▶ _DO THIS_
Identify each line containing the word "более" and copy it.

▶ _RECORDS FOR PROCESSING_
·····

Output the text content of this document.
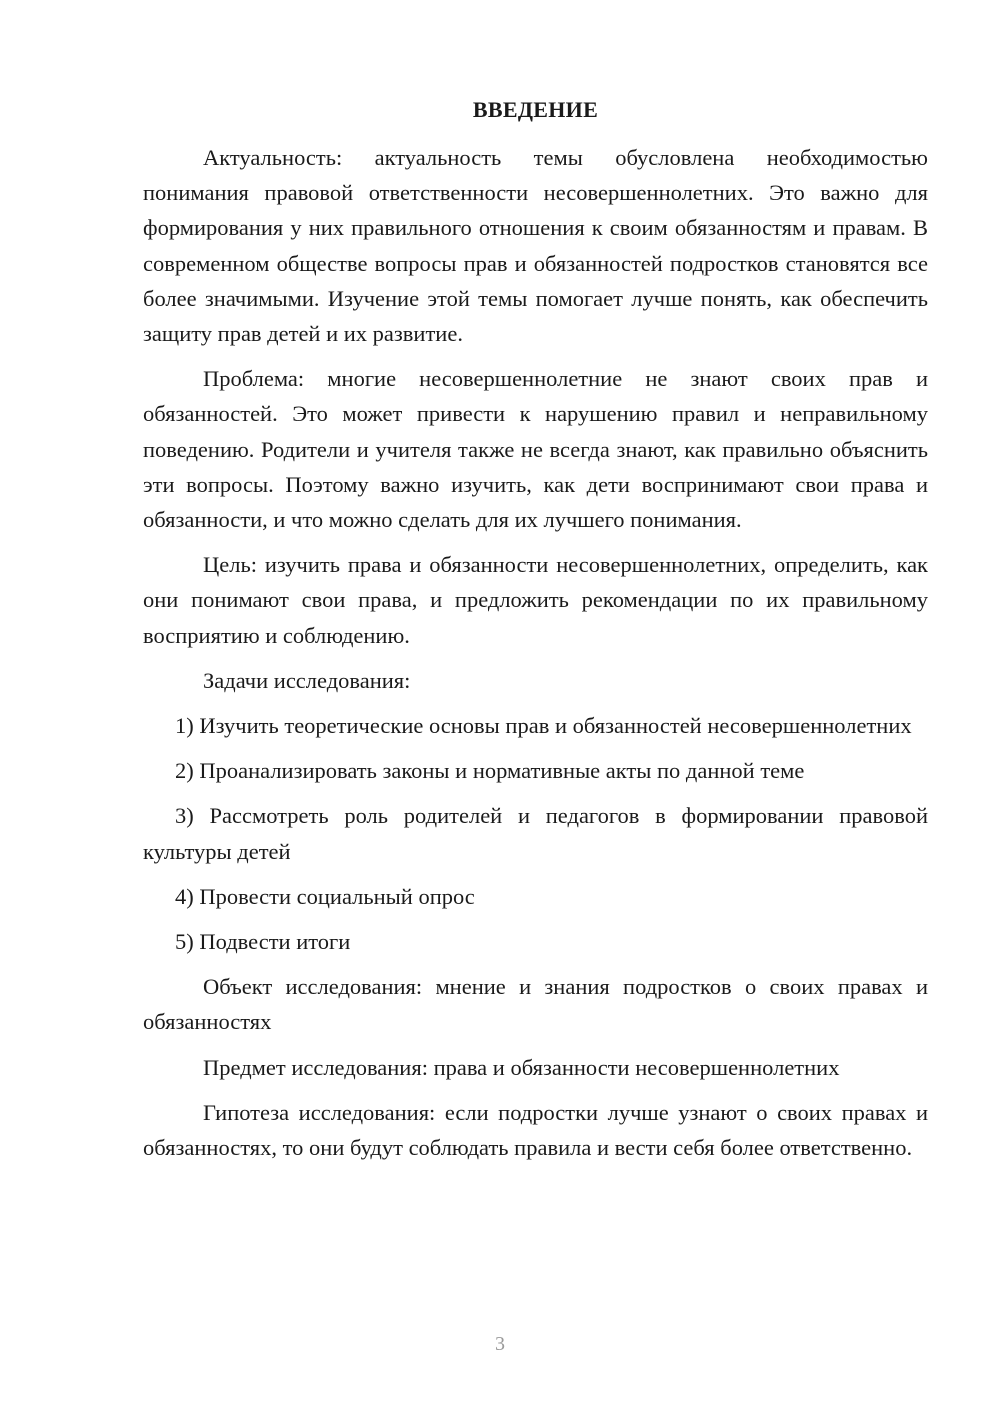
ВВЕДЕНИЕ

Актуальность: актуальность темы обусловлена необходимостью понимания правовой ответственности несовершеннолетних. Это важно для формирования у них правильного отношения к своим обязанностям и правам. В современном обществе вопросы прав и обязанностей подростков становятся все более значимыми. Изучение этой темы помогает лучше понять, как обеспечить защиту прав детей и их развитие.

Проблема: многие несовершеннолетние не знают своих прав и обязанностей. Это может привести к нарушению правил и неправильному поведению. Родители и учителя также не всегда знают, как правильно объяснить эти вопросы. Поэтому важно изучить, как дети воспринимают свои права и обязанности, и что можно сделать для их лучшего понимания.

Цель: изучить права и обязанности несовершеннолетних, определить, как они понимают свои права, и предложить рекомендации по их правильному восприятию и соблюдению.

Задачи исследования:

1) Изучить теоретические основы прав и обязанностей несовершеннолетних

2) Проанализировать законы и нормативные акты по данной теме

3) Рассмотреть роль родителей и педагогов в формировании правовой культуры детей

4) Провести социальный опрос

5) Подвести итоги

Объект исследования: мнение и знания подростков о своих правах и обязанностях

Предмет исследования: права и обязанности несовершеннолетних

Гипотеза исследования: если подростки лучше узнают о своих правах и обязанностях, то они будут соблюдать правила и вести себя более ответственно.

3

·····

▶ _SOLUTION TO THIS TASK_
Актуальность: актуальность темы обусловлена необходимостью понимания правовой ответственности несовершеннолетних. Это важно для формирования у них правильного отношения к своим обязанностям и правам. В современном обществе вопросы прав и обязанностей подростков становятся все более значимыми. Изучение этой темы помогает лучше понять, как обеспечить защиту прав детей и их развитие.
Гипотеза исследования: если подростки лучше узнают о своих правах и обязанностях, то они будут соблюдать правила и вести себя более ответственно.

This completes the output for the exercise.